▶ Objective
Produce a word-for-word copy of the listing below without its pictures.

— START Material shown —

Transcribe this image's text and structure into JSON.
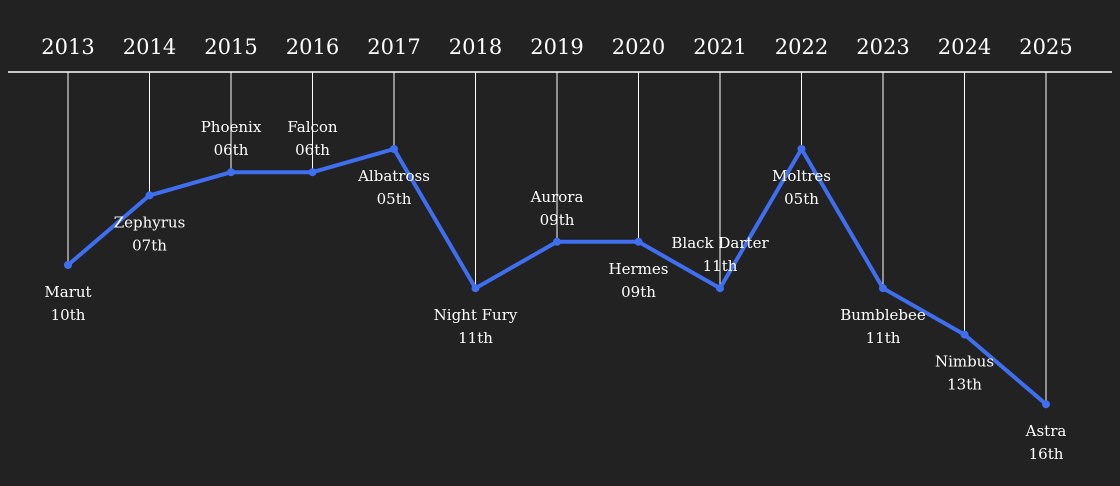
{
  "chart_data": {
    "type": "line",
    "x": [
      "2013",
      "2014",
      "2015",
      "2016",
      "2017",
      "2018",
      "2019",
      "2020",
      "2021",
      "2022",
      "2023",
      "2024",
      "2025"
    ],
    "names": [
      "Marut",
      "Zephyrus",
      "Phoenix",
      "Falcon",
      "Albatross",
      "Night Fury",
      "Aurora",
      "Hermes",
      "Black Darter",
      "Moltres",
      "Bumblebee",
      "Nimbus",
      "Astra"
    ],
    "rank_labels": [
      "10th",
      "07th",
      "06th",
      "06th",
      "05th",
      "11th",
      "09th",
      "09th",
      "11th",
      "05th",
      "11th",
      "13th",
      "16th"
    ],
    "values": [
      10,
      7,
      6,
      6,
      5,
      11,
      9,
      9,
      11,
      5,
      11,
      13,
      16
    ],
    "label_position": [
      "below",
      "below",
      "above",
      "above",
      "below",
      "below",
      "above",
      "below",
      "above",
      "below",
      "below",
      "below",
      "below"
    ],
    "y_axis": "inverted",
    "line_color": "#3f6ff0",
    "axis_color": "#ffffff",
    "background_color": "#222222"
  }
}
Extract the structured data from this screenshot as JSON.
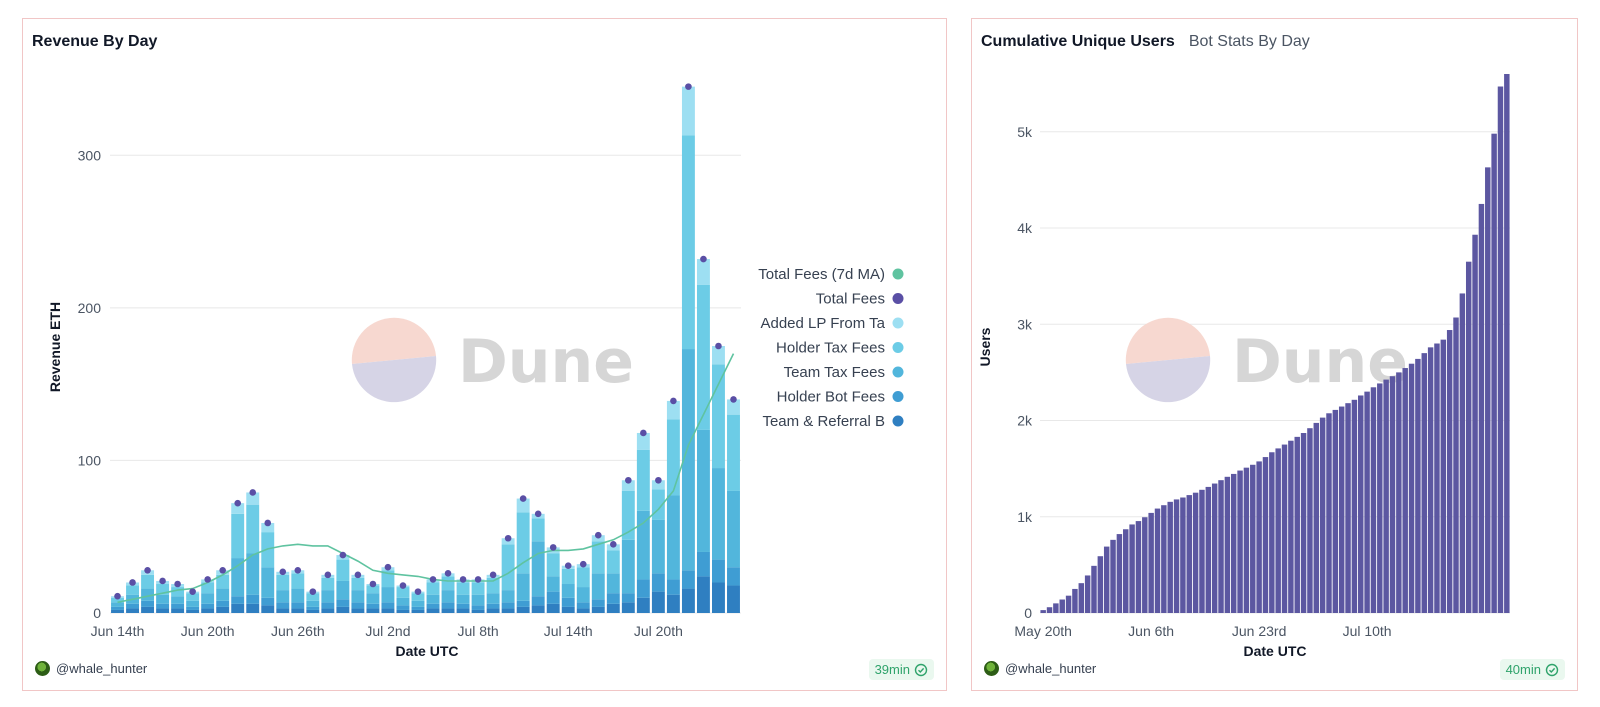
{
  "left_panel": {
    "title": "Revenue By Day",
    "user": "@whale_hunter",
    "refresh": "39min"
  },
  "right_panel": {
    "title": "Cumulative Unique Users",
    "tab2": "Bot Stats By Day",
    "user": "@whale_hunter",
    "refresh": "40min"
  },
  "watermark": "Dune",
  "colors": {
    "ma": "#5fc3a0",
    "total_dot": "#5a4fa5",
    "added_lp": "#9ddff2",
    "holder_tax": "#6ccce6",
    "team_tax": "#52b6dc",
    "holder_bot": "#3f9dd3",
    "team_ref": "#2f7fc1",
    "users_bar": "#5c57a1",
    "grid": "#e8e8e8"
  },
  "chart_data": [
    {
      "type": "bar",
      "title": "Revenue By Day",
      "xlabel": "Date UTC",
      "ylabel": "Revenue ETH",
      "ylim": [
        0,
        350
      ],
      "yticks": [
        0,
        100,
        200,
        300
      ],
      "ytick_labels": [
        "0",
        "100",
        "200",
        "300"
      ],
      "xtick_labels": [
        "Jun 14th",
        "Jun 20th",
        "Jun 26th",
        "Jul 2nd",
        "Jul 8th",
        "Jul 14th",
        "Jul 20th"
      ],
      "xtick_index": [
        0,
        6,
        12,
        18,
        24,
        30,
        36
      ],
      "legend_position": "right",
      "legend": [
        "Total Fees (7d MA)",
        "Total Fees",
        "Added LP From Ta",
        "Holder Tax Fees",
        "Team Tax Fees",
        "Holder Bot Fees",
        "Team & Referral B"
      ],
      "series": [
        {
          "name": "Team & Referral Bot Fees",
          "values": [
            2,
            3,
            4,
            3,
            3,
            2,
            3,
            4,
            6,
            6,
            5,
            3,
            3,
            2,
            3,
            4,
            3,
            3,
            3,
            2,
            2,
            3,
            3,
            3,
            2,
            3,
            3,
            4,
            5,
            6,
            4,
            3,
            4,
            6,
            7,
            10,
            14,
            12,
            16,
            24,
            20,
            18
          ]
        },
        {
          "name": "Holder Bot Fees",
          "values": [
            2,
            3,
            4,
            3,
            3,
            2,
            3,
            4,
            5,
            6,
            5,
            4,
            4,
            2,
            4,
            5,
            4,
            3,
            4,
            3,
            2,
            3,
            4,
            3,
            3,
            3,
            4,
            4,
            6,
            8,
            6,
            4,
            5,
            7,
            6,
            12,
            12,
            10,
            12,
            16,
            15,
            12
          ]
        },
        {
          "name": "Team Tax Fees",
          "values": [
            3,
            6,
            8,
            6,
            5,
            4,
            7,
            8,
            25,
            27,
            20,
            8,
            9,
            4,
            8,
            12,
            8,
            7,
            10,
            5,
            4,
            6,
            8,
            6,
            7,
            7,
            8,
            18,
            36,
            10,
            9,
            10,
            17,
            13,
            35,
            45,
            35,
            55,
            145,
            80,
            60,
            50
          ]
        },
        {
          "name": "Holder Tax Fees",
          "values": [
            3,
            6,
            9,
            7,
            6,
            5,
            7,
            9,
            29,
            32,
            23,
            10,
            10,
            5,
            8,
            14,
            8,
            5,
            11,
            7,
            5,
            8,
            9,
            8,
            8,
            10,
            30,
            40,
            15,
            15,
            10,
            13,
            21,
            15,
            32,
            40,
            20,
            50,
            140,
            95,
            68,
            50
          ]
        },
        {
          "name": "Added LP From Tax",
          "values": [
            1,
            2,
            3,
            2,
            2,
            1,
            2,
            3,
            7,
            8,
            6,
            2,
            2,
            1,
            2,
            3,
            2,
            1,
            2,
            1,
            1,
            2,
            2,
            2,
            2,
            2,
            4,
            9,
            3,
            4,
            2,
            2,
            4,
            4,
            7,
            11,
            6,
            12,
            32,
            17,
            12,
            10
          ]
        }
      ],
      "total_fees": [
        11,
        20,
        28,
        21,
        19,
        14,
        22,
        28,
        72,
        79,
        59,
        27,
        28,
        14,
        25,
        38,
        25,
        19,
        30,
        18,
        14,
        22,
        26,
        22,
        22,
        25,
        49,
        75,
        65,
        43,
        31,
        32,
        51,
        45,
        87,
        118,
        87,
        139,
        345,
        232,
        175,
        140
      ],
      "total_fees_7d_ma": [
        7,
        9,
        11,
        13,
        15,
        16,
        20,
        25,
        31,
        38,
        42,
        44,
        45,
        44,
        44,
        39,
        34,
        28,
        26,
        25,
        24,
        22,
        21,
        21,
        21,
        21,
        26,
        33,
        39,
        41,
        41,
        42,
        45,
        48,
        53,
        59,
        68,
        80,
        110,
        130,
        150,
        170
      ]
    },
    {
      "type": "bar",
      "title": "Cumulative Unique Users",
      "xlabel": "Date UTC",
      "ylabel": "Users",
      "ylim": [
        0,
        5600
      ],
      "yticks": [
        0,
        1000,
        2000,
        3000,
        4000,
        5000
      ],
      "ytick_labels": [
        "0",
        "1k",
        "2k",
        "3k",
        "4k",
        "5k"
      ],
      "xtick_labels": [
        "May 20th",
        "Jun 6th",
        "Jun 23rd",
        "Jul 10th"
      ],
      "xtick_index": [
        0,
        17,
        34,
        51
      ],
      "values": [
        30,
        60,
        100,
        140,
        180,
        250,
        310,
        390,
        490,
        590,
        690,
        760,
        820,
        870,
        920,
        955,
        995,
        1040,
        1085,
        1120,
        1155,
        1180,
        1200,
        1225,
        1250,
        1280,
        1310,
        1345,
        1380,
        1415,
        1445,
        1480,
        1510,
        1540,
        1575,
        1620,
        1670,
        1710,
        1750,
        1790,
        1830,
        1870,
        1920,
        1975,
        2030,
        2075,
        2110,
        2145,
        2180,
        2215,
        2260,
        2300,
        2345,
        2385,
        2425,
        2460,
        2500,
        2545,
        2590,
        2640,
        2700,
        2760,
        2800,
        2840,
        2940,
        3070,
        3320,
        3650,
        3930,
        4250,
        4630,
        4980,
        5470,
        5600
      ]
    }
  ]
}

— END Material shown —

▶ Result below
Transcribe this image's text and structure into JSON.
{
  "chart_data": {
    "type": "line",
    "x": [
      "2013",
      "2014",
      "2015",
      "2016",
      "2017",
      "2018",
      "2019",
      "2020",
      "2021",
      "2022",
      "2023",
      "2024",
      "2025"
    ],
    "names": [
      "Marut",
      "Zephyrus",
      "Phoenix",
      "Falcon",
      "Albatross",
      "Night Fury",
      "Aurora",
      "Hermes",
      "Black Darter",
      "Moltres",
      "Bumblebee",
      "Nimbus",
      "Astra"
    ],
    "rank_labels": [
      "10th",
      "07th",
      "06th",
      "06th",
      "05th",
      "11th",
      "09th",
      "09th",
      "11th",
      "05th",
      "11th",
      "13th",
      "16th"
    ],
    "values": [
      10,
      7,
      6,
      6,
      5,
      11,
      9,
      9,
      11,
      5,
      11,
      13,
      16
    ],
    "label_position": [
      "below",
      "below",
      "above",
      "above",
      "below",
      "below",
      "above",
      "below",
      "above",
      "below",
      "below",
      "below",
      "below"
    ],
    "y_axis": "inverted",
    "line_color": "#3f6ff0",
    "axis_color": "#ffffff",
    "background_color": "#222222"
  }
}
Extract the structured data from this screenshot as JSON.
{
  "left_panel": {
    "title": "Revenue By Day",
    "user": "@whale_hunter",
    "refresh": "39min"
  },
  "right_panel": {
    "title": "Cumulative Unique Users",
    "tab2": "Bot Stats By Day",
    "user": "@whale_hunter",
    "refresh": "40min"
  },
  "watermark": "Dune",
  "colors": {
    "ma": "#5fc3a0",
    "total_dot": "#5a4fa5",
    "added_lp": "#9ddff2",
    "holder_tax": "#6ccce6",
    "team_tax": "#52b6dc",
    "holder_bot": "#3f9dd3",
    "team_ref": "#2f7fc1",
    "users_bar": "#5c57a1",
    "grid": "#e8e8e8"
  },
  "chart_data": [
    {
      "type": "bar",
      "title": "Revenue By Day",
      "xlabel": "Date UTC",
      "ylabel": "Revenue ETH",
      "ylim": [
        0,
        350
      ],
      "yticks": [
        0,
        100,
        200,
        300
      ],
      "ytick_labels": [
        "0",
        "100",
        "200",
        "300"
      ],
      "xtick_labels": [
        "Jun 14th",
        "Jun 20th",
        "Jun 26th",
        "Jul 2nd",
        "Jul 8th",
        "Jul 14th",
        "Jul 20th"
      ],
      "xtick_index": [
        0,
        6,
        12,
        18,
        24,
        30,
        36
      ],
      "legend_position": "right",
      "legend": [
        "Total Fees (7d MA)",
        "Total Fees",
        "Added LP From Ta",
        "Holder Tax Fees",
        "Team Tax Fees",
        "Holder Bot Fees",
        "Team & Referral B"
      ],
      "series": [
        {
          "name": "Team & Referral Bot Fees",
          "values": [
            2,
            3,
            4,
            3,
            3,
            2,
            3,
            4,
            6,
            6,
            5,
            3,
            3,
            2,
            3,
            4,
            3,
            3,
            3,
            2,
            2,
            3,
            3,
            3,
            2,
            3,
            3,
            4,
            5,
            6,
            4,
            3,
            4,
            6,
            7,
            10,
            14,
            12,
            16,
            24,
            20,
            18
          ]
        },
        {
          "name": "Holder Bot Fees",
          "values": [
            2,
            3,
            4,
            3,
            3,
            2,
            3,
            4,
            5,
            6,
            5,
            4,
            4,
            2,
            4,
            5,
            4,
            3,
            4,
            3,
            2,
            3,
            4,
            3,
            3,
            3,
            4,
            4,
            6,
            8,
            6,
            4,
            5,
            7,
            6,
            12,
            12,
            10,
            12,
            16,
            15,
            12
          ]
        },
        {
          "name": "Team Tax Fees",
          "values": [
            3,
            6,
            8,
            6,
            5,
            4,
            7,
            8,
            25,
            27,
            20,
            8,
            9,
            4,
            8,
            12,
            8,
            7,
            10,
            5,
            4,
            6,
            8,
            6,
            7,
            7,
            8,
            18,
            36,
            10,
            9,
            10,
            17,
            13,
            35,
            45,
            35,
            55,
            145,
            80,
            60,
            50
          ]
        },
        {
          "name": "Holder Tax Fees",
          "values": [
            3,
            6,
            9,
            7,
            6,
            5,
            7,
            9,
            29,
            32,
            23,
            10,
            10,
            5,
            8,
            14,
            8,
            5,
            11,
            7,
            5,
            8,
            9,
            8,
            8,
            10,
            30,
            40,
            15,
            15,
            10,
            13,
            21,
            15,
            32,
            40,
            20,
            50,
            140,
            95,
            68,
            50
          ]
        },
        {
          "name": "Added LP From Tax",
          "values": [
            1,
            2,
            3,
            2,
            2,
            1,
            2,
            3,
            7,
            8,
            6,
            2,
            2,
            1,
            2,
            3,
            2,
            1,
            2,
            1,
            1,
            2,
            2,
            2,
            2,
            2,
            4,
            9,
            3,
            4,
            2,
            2,
            4,
            4,
            7,
            11,
            6,
            12,
            32,
            17,
            12,
            10
          ]
        }
      ],
      "total_fees": [
        11,
        20,
        28,
        21,
        19,
        14,
        22,
        28,
        72,
        79,
        59,
        27,
        28,
        14,
        25,
        38,
        25,
        19,
        30,
        18,
        14,
        22,
        26,
        22,
        22,
        25,
        49,
        75,
        65,
        43,
        31,
        32,
        51,
        45,
        87,
        118,
        87,
        139,
        345,
        232,
        175,
        140
      ],
      "total_fees_7d_ma": [
        7,
        9,
        11,
        13,
        15,
        16,
        20,
        25,
        31,
        38,
        42,
        44,
        45,
        44,
        44,
        39,
        34,
        28,
        26,
        25,
        24,
        22,
        21,
        21,
        21,
        21,
        26,
        33,
        39,
        41,
        41,
        42,
        45,
        48,
        53,
        59,
        68,
        80,
        110,
        130,
        150,
        170
      ]
    },
    {
      "type": "bar",
      "title": "Cumulative Unique Users",
      "xlabel": "Date UTC",
      "ylabel": "Users",
      "ylim": [
        0,
        5600
      ],
      "yticks": [
        0,
        1000,
        2000,
        3000,
        4000,
        5000
      ],
      "ytick_labels": [
        "0",
        "1k",
        "2k",
        "3k",
        "4k",
        "5k"
      ],
      "xtick_labels": [
        "May 20th",
        "Jun 6th",
        "Jun 23rd",
        "Jul 10th"
      ],
      "xtick_index": [
        0,
        17,
        34,
        51
      ],
      "values": [
        30,
        60,
        100,
        140,
        180,
        250,
        310,
        390,
        490,
        590,
        690,
        760,
        820,
        870,
        920,
        955,
        995,
        1040,
        1085,
        1120,
        1155,
        1180,
        1200,
        1225,
        1250,
        1280,
        1310,
        1345,
        1380,
        1415,
        1445,
        1480,
        1510,
        1540,
        1575,
        1620,
        1670,
        1710,
        1750,
        1790,
        1830,
        1870,
        1920,
        1975,
        2030,
        2075,
        2110,
        2145,
        2180,
        2215,
        2260,
        2300,
        2345,
        2385,
        2425,
        2460,
        2500,
        2545,
        2590,
        2640,
        2700,
        2760,
        2800,
        2840,
        2940,
        3070,
        3320,
        3650,
        3930,
        4250,
        4630,
        4980,
        5470,
        5600
      ]
    }
  ]
}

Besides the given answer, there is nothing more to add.